• Directions: Extract every line below that contains the word "JSON".

[start of Dataset records]

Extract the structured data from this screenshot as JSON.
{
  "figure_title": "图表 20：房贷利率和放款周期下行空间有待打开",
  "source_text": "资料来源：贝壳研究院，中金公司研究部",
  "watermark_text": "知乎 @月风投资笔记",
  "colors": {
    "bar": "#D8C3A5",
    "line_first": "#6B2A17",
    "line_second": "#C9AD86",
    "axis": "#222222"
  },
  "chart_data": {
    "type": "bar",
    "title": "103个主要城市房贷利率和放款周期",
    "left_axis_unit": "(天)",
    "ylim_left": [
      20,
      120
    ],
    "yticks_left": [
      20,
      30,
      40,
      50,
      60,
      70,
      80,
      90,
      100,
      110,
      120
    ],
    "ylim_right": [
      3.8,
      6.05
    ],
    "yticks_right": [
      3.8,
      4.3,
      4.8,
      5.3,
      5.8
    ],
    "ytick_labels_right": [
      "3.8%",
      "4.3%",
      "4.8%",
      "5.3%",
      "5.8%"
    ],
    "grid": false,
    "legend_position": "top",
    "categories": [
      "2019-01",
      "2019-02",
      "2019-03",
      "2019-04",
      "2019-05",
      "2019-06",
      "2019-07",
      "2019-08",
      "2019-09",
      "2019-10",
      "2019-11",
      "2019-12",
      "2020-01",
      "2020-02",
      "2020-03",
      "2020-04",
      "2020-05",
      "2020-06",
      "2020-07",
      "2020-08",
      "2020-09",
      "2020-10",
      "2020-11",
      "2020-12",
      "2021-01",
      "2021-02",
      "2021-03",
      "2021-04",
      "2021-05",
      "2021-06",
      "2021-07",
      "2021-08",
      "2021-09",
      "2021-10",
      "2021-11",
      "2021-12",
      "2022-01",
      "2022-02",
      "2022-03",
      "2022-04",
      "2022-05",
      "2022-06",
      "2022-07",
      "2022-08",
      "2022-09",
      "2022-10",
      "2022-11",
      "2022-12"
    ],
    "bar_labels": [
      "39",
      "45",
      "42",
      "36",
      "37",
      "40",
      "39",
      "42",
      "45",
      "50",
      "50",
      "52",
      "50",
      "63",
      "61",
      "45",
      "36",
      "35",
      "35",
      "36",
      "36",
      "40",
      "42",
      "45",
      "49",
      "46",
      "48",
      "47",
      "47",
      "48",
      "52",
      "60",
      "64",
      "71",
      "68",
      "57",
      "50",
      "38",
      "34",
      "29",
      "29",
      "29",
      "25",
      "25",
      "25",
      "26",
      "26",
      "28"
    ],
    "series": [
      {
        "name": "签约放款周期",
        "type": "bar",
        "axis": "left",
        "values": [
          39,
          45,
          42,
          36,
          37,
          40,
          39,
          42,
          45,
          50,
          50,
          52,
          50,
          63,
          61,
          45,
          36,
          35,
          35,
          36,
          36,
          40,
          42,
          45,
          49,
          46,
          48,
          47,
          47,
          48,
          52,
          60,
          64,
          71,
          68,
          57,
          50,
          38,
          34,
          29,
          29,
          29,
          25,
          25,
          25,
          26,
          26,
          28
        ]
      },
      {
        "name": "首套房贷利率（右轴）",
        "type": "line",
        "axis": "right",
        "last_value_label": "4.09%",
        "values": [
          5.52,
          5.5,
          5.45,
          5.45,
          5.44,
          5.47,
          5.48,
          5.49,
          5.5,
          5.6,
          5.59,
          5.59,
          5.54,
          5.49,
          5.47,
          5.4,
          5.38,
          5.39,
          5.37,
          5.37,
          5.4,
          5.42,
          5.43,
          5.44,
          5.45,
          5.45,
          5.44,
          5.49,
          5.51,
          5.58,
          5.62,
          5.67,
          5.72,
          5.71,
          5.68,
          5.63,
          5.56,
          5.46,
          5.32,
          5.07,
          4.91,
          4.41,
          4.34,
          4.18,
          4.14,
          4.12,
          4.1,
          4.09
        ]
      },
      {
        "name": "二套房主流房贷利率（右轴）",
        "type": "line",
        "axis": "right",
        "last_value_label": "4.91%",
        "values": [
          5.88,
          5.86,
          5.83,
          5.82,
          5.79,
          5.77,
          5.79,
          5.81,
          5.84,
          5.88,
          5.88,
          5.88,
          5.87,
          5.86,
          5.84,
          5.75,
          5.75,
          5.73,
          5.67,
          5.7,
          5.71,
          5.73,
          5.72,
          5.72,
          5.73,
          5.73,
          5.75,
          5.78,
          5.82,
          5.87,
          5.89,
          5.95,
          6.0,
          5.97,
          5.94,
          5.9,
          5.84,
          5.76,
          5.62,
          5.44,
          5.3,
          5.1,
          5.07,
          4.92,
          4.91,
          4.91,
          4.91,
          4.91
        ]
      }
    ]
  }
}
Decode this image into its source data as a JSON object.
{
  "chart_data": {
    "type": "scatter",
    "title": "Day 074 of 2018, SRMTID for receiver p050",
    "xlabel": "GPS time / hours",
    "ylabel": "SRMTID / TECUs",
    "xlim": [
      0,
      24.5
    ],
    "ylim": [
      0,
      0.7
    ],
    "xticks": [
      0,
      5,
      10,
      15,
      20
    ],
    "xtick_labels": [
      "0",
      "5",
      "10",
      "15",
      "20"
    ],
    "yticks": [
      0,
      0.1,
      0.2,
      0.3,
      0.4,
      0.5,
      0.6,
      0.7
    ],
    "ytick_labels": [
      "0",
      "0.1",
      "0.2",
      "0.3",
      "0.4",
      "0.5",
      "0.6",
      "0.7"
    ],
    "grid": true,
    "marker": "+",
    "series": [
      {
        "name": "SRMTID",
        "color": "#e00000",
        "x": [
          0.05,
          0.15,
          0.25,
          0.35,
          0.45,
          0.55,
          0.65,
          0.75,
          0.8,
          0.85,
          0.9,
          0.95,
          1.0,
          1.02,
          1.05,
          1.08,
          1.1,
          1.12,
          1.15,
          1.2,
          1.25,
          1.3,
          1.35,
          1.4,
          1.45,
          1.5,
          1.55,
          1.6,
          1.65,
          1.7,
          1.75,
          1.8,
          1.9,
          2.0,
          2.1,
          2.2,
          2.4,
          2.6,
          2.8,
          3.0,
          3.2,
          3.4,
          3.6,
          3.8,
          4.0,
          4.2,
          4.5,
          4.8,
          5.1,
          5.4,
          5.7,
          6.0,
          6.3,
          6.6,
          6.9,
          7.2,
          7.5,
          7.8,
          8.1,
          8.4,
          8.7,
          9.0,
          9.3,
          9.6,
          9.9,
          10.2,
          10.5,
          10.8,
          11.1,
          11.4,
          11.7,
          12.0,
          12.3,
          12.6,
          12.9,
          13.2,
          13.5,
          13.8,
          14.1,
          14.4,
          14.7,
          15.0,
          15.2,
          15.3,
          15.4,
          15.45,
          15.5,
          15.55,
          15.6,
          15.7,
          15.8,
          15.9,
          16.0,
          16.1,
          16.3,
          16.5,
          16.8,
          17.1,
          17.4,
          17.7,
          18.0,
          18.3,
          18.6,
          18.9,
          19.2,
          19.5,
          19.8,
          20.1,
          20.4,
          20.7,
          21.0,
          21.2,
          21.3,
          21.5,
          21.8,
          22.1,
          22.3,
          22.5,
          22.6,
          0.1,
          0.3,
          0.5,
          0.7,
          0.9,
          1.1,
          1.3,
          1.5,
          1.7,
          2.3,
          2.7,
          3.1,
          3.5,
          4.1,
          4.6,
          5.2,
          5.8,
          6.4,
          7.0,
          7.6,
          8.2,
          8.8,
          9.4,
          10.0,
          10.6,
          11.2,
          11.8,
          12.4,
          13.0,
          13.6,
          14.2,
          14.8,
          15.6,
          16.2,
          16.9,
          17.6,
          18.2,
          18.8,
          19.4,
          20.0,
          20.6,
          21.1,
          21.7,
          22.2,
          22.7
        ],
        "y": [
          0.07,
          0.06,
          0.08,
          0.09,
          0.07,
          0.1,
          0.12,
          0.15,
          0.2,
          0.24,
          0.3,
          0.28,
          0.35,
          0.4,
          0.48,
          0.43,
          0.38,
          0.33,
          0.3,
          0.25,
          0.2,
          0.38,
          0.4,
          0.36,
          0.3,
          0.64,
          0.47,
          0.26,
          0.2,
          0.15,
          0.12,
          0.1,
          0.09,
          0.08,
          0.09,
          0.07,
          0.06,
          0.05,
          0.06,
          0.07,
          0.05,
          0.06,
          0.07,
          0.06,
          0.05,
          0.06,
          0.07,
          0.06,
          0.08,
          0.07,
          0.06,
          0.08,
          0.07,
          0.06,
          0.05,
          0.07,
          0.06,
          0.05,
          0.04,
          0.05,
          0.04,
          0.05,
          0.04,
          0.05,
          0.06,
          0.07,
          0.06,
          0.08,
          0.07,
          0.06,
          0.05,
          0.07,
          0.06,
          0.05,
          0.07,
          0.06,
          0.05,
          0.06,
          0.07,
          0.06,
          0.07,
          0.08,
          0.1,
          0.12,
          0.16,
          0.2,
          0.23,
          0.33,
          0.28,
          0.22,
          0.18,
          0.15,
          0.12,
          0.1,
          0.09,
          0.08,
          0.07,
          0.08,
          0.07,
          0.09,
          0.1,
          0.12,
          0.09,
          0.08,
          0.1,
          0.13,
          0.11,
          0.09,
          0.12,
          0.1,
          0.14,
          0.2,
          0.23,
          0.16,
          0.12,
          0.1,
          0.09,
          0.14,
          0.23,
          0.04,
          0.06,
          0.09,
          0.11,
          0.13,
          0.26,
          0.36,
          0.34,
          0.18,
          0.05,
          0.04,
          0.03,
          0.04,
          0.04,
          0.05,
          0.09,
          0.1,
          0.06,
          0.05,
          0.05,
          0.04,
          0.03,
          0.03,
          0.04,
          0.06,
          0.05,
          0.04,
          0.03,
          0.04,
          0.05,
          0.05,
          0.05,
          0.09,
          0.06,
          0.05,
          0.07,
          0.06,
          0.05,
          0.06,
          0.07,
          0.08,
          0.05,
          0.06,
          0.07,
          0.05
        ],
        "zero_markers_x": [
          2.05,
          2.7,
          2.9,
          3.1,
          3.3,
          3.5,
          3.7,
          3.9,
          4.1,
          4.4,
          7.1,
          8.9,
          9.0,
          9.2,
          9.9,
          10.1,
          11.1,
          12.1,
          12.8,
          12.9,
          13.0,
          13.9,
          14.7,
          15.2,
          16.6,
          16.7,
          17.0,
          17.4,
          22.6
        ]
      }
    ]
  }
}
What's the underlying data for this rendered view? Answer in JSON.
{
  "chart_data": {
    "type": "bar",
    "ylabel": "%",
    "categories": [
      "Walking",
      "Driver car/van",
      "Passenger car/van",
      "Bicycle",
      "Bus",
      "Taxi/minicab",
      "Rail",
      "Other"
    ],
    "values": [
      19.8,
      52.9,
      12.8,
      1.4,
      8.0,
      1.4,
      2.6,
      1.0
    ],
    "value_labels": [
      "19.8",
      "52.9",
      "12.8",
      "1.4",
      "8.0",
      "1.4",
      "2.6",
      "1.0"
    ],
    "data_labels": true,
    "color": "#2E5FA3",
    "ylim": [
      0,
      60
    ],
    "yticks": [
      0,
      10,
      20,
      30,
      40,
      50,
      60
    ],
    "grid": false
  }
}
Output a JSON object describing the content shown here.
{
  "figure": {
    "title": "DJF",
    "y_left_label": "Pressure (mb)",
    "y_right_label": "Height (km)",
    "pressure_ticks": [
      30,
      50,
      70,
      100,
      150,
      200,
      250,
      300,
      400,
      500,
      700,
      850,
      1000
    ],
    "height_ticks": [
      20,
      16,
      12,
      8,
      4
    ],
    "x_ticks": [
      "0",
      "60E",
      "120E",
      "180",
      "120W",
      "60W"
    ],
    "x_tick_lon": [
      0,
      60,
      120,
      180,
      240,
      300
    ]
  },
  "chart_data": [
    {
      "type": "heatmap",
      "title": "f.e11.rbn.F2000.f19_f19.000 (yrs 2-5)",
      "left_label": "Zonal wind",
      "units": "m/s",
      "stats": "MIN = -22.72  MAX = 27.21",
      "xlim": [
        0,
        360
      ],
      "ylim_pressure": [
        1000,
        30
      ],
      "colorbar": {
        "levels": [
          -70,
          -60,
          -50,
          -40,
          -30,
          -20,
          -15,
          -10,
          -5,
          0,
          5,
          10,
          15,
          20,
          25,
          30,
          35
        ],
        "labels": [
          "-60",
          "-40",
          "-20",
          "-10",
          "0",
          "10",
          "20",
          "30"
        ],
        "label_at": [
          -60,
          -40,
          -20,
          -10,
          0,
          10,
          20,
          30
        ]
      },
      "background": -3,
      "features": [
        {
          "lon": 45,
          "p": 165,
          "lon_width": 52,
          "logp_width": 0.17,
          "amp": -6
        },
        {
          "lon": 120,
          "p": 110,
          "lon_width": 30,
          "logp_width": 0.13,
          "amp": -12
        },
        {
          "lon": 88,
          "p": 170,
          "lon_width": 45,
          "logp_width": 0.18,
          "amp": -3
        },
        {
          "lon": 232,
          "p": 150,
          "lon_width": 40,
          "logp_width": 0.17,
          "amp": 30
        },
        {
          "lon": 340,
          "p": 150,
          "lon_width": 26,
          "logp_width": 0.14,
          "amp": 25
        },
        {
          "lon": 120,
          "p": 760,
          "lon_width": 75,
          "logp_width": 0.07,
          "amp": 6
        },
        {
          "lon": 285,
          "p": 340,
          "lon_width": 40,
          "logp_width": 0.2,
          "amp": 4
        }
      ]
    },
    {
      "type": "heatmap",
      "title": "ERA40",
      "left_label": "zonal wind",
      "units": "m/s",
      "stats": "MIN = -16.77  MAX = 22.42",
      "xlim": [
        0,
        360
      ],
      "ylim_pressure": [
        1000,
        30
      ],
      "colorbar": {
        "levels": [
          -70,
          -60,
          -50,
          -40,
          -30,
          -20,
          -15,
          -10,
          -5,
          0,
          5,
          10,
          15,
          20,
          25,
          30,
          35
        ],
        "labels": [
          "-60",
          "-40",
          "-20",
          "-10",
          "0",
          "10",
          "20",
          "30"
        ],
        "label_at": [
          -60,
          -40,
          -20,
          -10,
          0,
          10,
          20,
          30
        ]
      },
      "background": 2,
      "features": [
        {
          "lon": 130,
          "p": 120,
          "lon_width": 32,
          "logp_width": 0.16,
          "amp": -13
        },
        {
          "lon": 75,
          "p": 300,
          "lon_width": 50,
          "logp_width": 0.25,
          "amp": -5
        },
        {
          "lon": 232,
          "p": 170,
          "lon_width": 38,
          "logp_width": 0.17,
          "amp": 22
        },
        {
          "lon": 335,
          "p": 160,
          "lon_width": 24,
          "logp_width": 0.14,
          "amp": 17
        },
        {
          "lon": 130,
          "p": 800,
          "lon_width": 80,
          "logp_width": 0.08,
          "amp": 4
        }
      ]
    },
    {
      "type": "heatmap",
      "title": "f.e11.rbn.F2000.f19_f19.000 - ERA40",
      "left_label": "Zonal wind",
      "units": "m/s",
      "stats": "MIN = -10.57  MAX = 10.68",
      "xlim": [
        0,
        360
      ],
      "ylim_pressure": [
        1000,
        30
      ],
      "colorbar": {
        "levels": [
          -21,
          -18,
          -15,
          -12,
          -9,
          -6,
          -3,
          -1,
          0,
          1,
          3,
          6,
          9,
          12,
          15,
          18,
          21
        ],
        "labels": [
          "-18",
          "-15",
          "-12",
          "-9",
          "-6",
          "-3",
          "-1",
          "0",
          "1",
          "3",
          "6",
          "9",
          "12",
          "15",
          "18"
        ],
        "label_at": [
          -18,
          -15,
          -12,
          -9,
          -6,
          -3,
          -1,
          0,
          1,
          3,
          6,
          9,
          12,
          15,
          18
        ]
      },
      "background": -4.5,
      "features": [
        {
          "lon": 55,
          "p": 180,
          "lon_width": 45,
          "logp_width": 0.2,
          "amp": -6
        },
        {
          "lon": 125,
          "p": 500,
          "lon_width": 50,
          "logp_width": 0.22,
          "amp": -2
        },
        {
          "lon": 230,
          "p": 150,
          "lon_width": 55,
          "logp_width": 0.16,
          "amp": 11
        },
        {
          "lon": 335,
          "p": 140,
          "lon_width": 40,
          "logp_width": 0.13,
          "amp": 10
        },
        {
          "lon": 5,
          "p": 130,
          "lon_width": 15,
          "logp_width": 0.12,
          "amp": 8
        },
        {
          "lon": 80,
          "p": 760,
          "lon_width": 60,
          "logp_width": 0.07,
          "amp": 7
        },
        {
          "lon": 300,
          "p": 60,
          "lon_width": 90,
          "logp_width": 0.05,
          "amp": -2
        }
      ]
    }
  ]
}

[end of Dataset records]

• Output below:
Extract the structured data from this screenshot as JSON.
Decode this image into its source data as a JSON object.
What's the underlying data for this rendered view? Answer in JSON.
Output a JSON object describing the content shown here.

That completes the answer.